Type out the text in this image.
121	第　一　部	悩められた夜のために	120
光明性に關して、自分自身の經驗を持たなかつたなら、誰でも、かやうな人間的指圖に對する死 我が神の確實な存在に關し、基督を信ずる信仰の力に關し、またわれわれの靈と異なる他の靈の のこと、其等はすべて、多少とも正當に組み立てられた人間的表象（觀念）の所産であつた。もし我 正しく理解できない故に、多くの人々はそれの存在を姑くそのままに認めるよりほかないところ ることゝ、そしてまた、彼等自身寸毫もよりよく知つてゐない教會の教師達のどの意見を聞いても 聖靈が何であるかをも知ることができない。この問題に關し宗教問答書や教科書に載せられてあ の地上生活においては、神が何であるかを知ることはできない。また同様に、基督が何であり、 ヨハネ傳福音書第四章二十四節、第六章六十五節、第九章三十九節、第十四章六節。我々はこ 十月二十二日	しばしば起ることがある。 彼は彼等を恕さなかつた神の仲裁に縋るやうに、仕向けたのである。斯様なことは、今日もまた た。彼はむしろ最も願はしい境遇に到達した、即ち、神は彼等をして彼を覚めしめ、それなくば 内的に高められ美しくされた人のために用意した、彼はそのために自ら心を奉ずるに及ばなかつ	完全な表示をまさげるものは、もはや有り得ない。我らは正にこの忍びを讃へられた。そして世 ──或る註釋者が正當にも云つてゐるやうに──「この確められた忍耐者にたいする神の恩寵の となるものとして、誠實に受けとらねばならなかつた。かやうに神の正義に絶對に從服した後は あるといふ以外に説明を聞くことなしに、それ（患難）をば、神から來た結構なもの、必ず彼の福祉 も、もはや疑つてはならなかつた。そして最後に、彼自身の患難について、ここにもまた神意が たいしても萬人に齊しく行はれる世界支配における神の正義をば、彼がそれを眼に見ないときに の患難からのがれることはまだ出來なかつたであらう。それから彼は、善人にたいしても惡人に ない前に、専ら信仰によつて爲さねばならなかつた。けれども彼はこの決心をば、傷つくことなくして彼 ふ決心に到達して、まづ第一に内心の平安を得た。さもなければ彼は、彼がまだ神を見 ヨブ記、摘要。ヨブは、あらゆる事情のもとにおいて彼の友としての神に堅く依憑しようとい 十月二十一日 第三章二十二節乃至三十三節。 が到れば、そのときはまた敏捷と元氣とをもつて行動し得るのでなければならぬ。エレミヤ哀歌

· · · ·

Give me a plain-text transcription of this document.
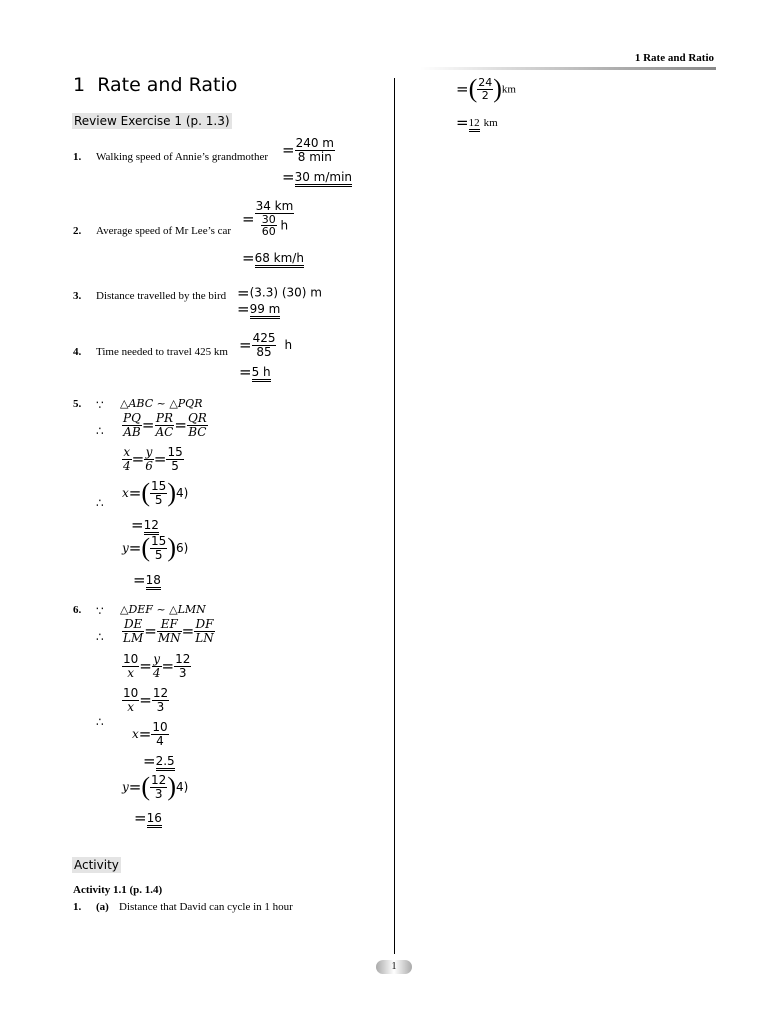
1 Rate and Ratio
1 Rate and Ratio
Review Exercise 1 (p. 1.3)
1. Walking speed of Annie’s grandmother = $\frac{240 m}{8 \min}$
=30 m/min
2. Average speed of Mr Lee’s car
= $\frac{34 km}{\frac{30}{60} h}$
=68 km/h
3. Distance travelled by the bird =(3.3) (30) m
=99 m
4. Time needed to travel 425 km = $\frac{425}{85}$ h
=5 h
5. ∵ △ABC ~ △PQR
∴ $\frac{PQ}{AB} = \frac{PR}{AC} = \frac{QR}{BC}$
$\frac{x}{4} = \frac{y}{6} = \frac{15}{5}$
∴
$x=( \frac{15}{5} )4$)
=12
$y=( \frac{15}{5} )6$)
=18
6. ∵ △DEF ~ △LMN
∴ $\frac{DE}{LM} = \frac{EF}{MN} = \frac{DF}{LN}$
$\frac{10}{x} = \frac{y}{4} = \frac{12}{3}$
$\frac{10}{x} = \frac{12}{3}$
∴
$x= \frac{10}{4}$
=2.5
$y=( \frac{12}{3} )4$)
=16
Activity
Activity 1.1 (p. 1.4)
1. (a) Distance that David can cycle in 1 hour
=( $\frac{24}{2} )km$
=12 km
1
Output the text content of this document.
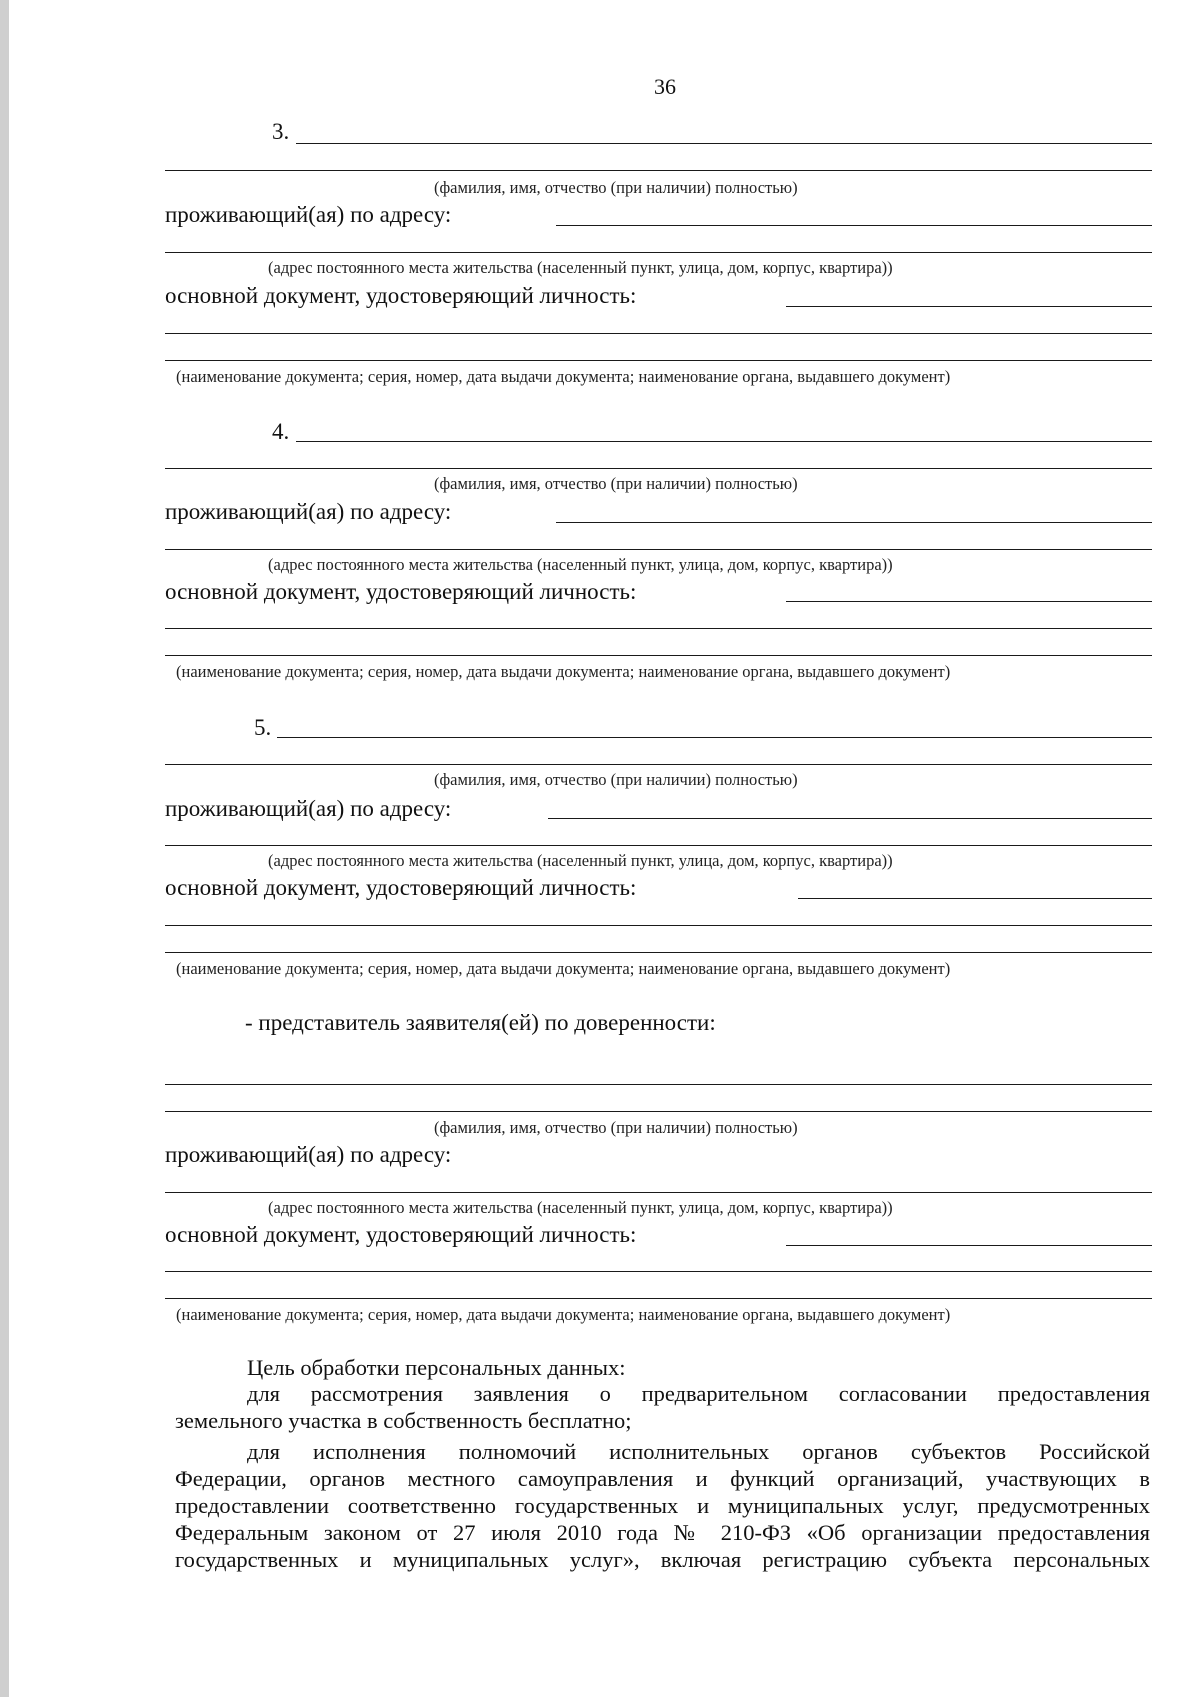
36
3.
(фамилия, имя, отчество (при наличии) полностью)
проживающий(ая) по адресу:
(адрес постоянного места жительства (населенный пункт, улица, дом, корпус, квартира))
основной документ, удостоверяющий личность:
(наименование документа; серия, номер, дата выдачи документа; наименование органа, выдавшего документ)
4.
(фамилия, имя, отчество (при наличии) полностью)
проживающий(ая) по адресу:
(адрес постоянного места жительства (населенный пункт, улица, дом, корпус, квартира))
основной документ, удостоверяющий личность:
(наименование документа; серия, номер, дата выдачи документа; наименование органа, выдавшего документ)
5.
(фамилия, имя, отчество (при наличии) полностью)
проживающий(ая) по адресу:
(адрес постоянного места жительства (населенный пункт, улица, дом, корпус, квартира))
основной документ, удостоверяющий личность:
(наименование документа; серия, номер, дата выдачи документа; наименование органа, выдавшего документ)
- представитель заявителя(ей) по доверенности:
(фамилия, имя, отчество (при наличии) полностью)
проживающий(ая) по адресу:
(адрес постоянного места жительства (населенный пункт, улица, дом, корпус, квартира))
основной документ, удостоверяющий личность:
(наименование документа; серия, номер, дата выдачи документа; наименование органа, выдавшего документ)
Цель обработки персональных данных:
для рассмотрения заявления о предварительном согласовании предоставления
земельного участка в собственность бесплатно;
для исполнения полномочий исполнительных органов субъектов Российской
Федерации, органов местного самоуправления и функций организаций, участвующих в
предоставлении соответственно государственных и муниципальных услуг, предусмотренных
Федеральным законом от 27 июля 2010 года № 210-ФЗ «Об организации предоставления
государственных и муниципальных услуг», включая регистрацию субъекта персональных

· · · ·

* Request
Using the listing, say how many lines include the word "Distance", and add nothing else.

* Written response
2